Data tied to figure images
○ ○ ○ ○ ○
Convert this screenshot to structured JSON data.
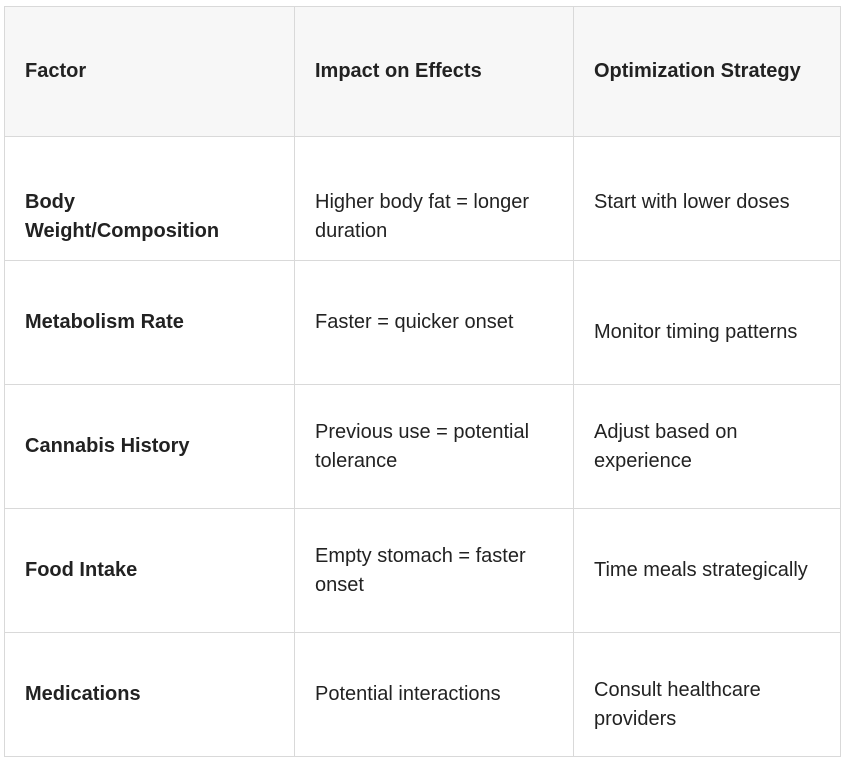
{
  "table": {
    "headers": {
      "factor": "Factor",
      "impact": "Impact on Effects",
      "strategy": "Optimization Strategy"
    },
    "rows": [
      {
        "factor": "Body Weight/Composition",
        "impact": "Higher body fat = longer duration",
        "strategy": "Start with lower doses"
      },
      {
        "factor": "Metabolism Rate",
        "impact": "Faster = quicker onset",
        "strategy": "Monitor timing patterns"
      },
      {
        "factor": "Cannabis History",
        "impact": "Previous use = potential tolerance",
        "strategy": "Adjust based on experience"
      },
      {
        "factor": "Food Intake",
        "impact": "Empty stomach = faster onset",
        "strategy": "Time meals strategically"
      },
      {
        "factor": "Medications",
        "impact": "Potential interactions",
        "strategy": "Consult healthcare providers"
      }
    ]
  }
}
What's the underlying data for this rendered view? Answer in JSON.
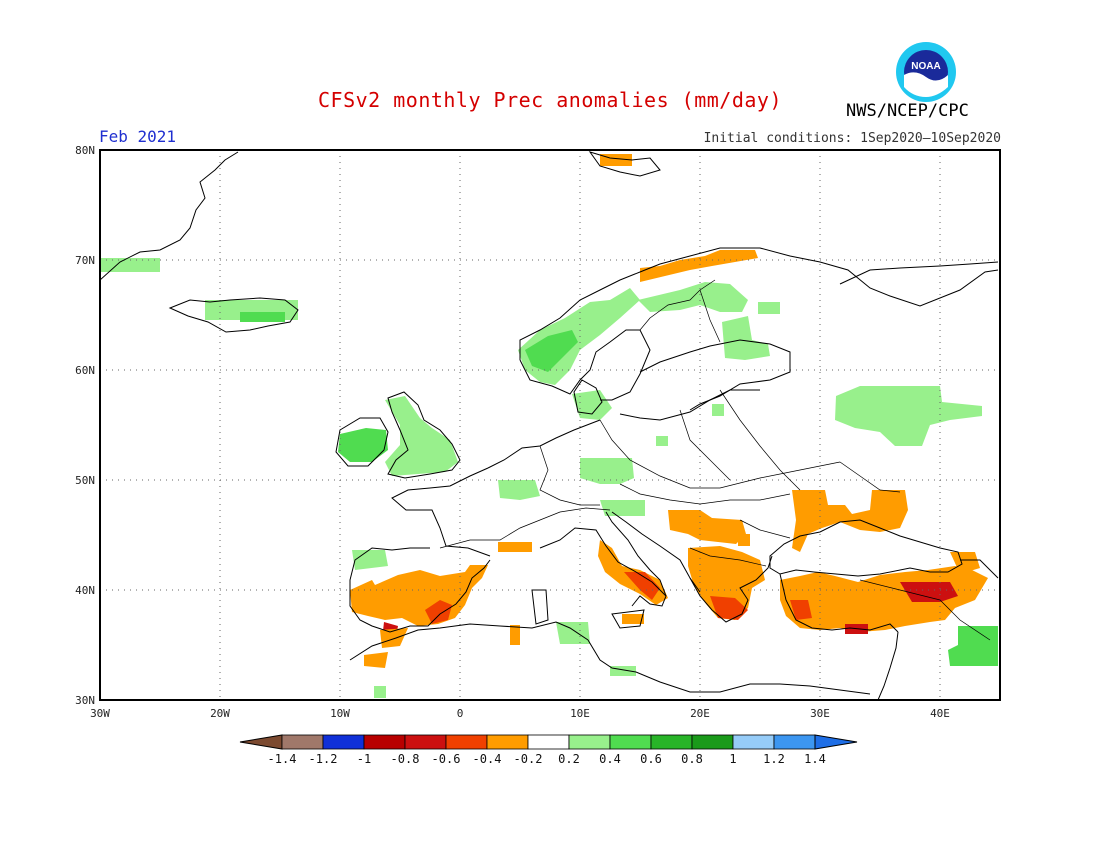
{
  "header": {
    "title": "CFSv2 monthly Prec anomalies (mm/day)",
    "organization": "NWS/NCEP/CPC",
    "logo_text": "NOAA",
    "month": "Feb 2021",
    "initial_conditions": "Initial conditions: 1Sep2020–10Sep2020"
  },
  "map": {
    "lon_range": [
      -30,
      45
    ],
    "lat_range": [
      30,
      80
    ],
    "lon_ticks": [
      "30W",
      "20W",
      "10W",
      "0",
      "10E",
      "20E",
      "30E",
      "40E"
    ],
    "lat_ticks": [
      "30N",
      "40N",
      "50N",
      "60N",
      "70N",
      "80N"
    ],
    "grid": "dotted every 10 degrees",
    "anomaly_regions": [
      {
        "name": "Iberia southeast",
        "category": "-0.4 to -0.2",
        "color": "#ff9c00"
      },
      {
        "name": "Iberia southeast coast",
        "category": "-0.6 to -0.4",
        "color": "#f04000"
      },
      {
        "name": "Strait of Gibraltar",
        "category": "-0.8 to -0.6",
        "color": "#cc1010"
      },
      {
        "name": "Italy south",
        "category": "-0.4 to -0.2",
        "color": "#ff9c00"
      },
      {
        "name": "Balkans",
        "category": "-0.4 to -0.2",
        "color": "#ff9c00"
      },
      {
        "name": "Greece",
        "category": "-0.6 to -0.4",
        "color": "#f04000"
      },
      {
        "name": "Ukraine south / Black Sea",
        "category": "-0.4 to -0.2",
        "color": "#ff9c00"
      },
      {
        "name": "Turkey",
        "category": "-0.4 to -0.2",
        "color": "#ff9c00"
      },
      {
        "name": "Turkey east",
        "category": "-0.8 to -0.6",
        "color": "#cc1010"
      },
      {
        "name": "Northern Norway",
        "category": "-0.4 to -0.2",
        "color": "#ff9c00"
      },
      {
        "name": "Svalbard",
        "category": "-0.4 to -0.2",
        "color": "#ff9c00"
      },
      {
        "name": "Norway west coast",
        "category": "0.2 to 0.4",
        "color": "#98f08c"
      },
      {
        "name": "Norway coastal",
        "category": "0.4 to 0.6",
        "color": "#50dc50"
      },
      {
        "name": "Ireland",
        "category": "0.4 to 0.6",
        "color": "#50dc50"
      },
      {
        "name": "Great Britain",
        "category": "0.2 to 0.4",
        "color": "#98f08c"
      },
      {
        "name": "Russia west",
        "category": "0.2 to 0.4",
        "color": "#98f08c"
      },
      {
        "name": "Finland",
        "category": "0.2 to 0.4",
        "color": "#98f08c"
      },
      {
        "name": "Iceland",
        "category": "0.2 to 0.4",
        "color": "#98f08c"
      },
      {
        "name": "Middle East",
        "category": "0.4 to 0.6",
        "color": "#50dc50"
      }
    ]
  },
  "colorbar": {
    "labels": [
      "-1.4",
      "-1.2",
      "-1",
      "-0.8",
      "-0.6",
      "-0.4",
      "-0.2",
      "0.2",
      "0.4",
      "0.6",
      "0.8",
      "1",
      "1.2",
      "1.4"
    ],
    "colors": [
      "#7c4a30",
      "#a0786a",
      "#1030d8",
      "#b80000",
      "#cc1010",
      "#f04000",
      "#ff9c00",
      "#ffffff",
      "#98f08c",
      "#50dc50",
      "#28b428",
      "#1a9a1a",
      "#96ccf8",
      "#3c96f0",
      "#1e6ee6"
    ]
  }
}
○ ○ ○ ○ ○
To do — Without the images, write out each line of the data verbatim.

Response to this task —
Convert this screenshot to structured JSON data.
{
  "table": {
    "headers": {
      "factor": "Factor",
      "impact": "Impact on Effects",
      "strategy": "Optimization Strategy"
    },
    "rows": [
      {
        "factor": "Body Weight/Composition",
        "impact": "Higher body fat = longer duration",
        "strategy": "Start with lower doses"
      },
      {
        "factor": "Metabolism Rate",
        "impact": "Faster = quicker onset",
        "strategy": "Monitor timing patterns"
      },
      {
        "factor": "Cannabis History",
        "impact": "Previous use = potential tolerance",
        "strategy": "Adjust based on experience"
      },
      {
        "factor": "Food Intake",
        "impact": "Empty stomach = faster onset",
        "strategy": "Time meals strategically"
      },
      {
        "factor": "Medications",
        "impact": "Potential interactions",
        "strategy": "Consult healthcare providers"
      }
    ]
  }
}
What's the underlying data for this rendered view? Answer in JSON.
{
  "header": {
    "title": "CFSv2 monthly Prec anomalies (mm/day)",
    "organization": "NWS/NCEP/CPC",
    "logo_text": "NOAA",
    "month": "Feb 2021",
    "initial_conditions": "Initial conditions: 1Sep2020–10Sep2020"
  },
  "map": {
    "lon_range": [
      -30,
      45
    ],
    "lat_range": [
      30,
      80
    ],
    "lon_ticks": [
      "30W",
      "20W",
      "10W",
      "0",
      "10E",
      "20E",
      "30E",
      "40E"
    ],
    "lat_ticks": [
      "30N",
      "40N",
      "50N",
      "60N",
      "70N",
      "80N"
    ],
    "grid": "dotted every 10 degrees",
    "anomaly_regions": [
      {
        "name": "Iberia southeast",
        "category": "-0.4 to -0.2",
        "color": "#ff9c00"
      },
      {
        "name": "Iberia southeast coast",
        "category": "-0.6 to -0.4",
        "color": "#f04000"
      },
      {
        "name": "Strait of Gibraltar",
        "category": "-0.8 to -0.6",
        "color": "#cc1010"
      },
      {
        "name": "Italy south",
        "category": "-0.4 to -0.2",
        "color": "#ff9c00"
      },
      {
        "name": "Balkans",
        "category": "-0.4 to -0.2",
        "color": "#ff9c00"
      },
      {
        "name": "Greece",
        "category": "-0.6 to -0.4",
        "color": "#f04000"
      },
      {
        "name": "Ukraine south / Black Sea",
        "category": "-0.4 to -0.2",
        "color": "#ff9c00"
      },
      {
        "name": "Turkey",
        "category": "-0.4 to -0.2",
        "color": "#ff9c00"
      },
      {
        "name": "Turkey east",
        "category": "-0.8 to -0.6",
        "color": "#cc1010"
      },
      {
        "name": "Northern Norway",
        "category": "-0.4 to -0.2",
        "color": "#ff9c00"
      },
      {
        "name": "Svalbard",
        "category": "-0.4 to -0.2",
        "color": "#ff9c00"
      },
      {
        "name": "Norway west coast",
        "category": "0.2 to 0.4",
        "color": "#98f08c"
      },
      {
        "name": "Norway coastal",
        "category": "0.4 to 0.6",
        "color": "#50dc50"
      },
      {
        "name": "Ireland",
        "category": "0.4 to 0.6",
        "color": "#50dc50"
      },
      {
        "name": "Great Britain",
        "category": "0.2 to 0.4",
        "color": "#98f08c"
      },
      {
        "name": "Russia west",
        "category": "0.2 to 0.4",
        "color": "#98f08c"
      },
      {
        "name": "Finland",
        "category": "0.2 to 0.4",
        "color": "#98f08c"
      },
      {
        "name": "Iceland",
        "category": "0.2 to 0.4",
        "color": "#98f08c"
      },
      {
        "name": "Middle East",
        "category": "0.4 to 0.6",
        "color": "#50dc50"
      }
    ]
  },
  "colorbar": {
    "labels": [
      "-1.4",
      "-1.2",
      "-1",
      "-0.8",
      "-0.6",
      "-0.4",
      "-0.2",
      "0.2",
      "0.4",
      "0.6",
      "0.8",
      "1",
      "1.2",
      "1.4"
    ],
    "colors": [
      "#7c4a30",
      "#a0786a",
      "#1030d8",
      "#b80000",
      "#cc1010",
      "#f04000",
      "#ff9c00",
      "#ffffff",
      "#98f08c",
      "#50dc50",
      "#28b428",
      "#1a9a1a",
      "#96ccf8",
      "#3c96f0",
      "#1e6ee6"
    ]
  }
}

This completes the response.